**RECORD EXCERPTS**.
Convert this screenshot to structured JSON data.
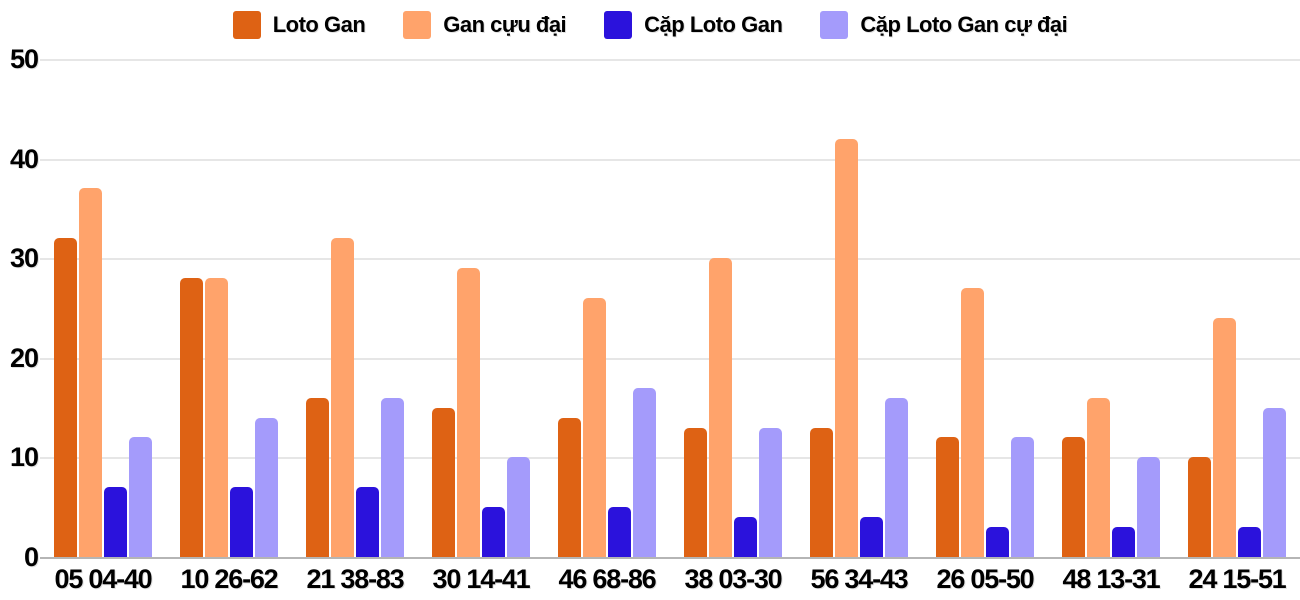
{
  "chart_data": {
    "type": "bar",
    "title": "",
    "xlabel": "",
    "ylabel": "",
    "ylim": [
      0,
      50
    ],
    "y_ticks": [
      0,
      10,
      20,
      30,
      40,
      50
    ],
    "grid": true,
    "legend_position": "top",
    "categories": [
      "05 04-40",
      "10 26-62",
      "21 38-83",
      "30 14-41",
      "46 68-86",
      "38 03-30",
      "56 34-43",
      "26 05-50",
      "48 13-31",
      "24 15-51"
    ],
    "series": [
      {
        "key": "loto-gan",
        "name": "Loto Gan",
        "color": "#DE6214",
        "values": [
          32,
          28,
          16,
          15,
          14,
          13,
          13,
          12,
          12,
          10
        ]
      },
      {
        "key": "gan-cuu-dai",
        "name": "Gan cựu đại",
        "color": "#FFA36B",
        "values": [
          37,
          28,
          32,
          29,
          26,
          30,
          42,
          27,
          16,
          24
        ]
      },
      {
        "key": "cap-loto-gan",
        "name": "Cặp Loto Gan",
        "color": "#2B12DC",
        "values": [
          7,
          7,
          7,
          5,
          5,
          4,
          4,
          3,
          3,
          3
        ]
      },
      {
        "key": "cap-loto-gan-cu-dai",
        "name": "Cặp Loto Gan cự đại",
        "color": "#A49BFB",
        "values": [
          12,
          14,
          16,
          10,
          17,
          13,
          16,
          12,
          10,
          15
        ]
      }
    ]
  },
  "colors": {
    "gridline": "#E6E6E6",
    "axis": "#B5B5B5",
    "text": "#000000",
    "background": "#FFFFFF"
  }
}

**WRITTEN TASK**.
Exclude the pictures and repeat every other part of the records word for word.

**CORRECT ANSWER**.
Convert this screenshot to structured JSON data.
{
  "chart_data": {
    "type": "bar",
    "title": "",
    "xlabel": "",
    "ylabel": "",
    "ylim": [
      0,
      50
    ],
    "y_ticks": [
      0,
      10,
      20,
      30,
      40,
      50
    ],
    "grid": true,
    "legend_position": "top",
    "categories": [
      "05 04-40",
      "10 26-62",
      "21 38-83",
      "30 14-41",
      "46 68-86",
      "38 03-30",
      "56 34-43",
      "26 05-50",
      "48 13-31",
      "24 15-51"
    ],
    "series": [
      {
        "key": "loto-gan",
        "name": "Loto Gan",
        "color": "#DE6214",
        "values": [
          32,
          28,
          16,
          15,
          14,
          13,
          13,
          12,
          12,
          10
        ]
      },
      {
        "key": "gan-cuu-dai",
        "name": "Gan cựu đại",
        "color": "#FFA36B",
        "values": [
          37,
          28,
          32,
          29,
          26,
          30,
          42,
          27,
          16,
          24
        ]
      },
      {
        "key": "cap-loto-gan",
        "name": "Cặp Loto Gan",
        "color": "#2B12DC",
        "values": [
          7,
          7,
          7,
          5,
          5,
          4,
          4,
          3,
          3,
          3
        ]
      },
      {
        "key": "cap-loto-gan-cu-dai",
        "name": "Cặp Loto Gan cự đại",
        "color": "#A49BFB",
        "values": [
          12,
          14,
          16,
          10,
          17,
          13,
          16,
          12,
          10,
          15
        ]
      }
    ]
  },
  "colors": {
    "gridline": "#E6E6E6",
    "axis": "#B5B5B5",
    "text": "#000000",
    "background": "#FFFFFF"
  }
}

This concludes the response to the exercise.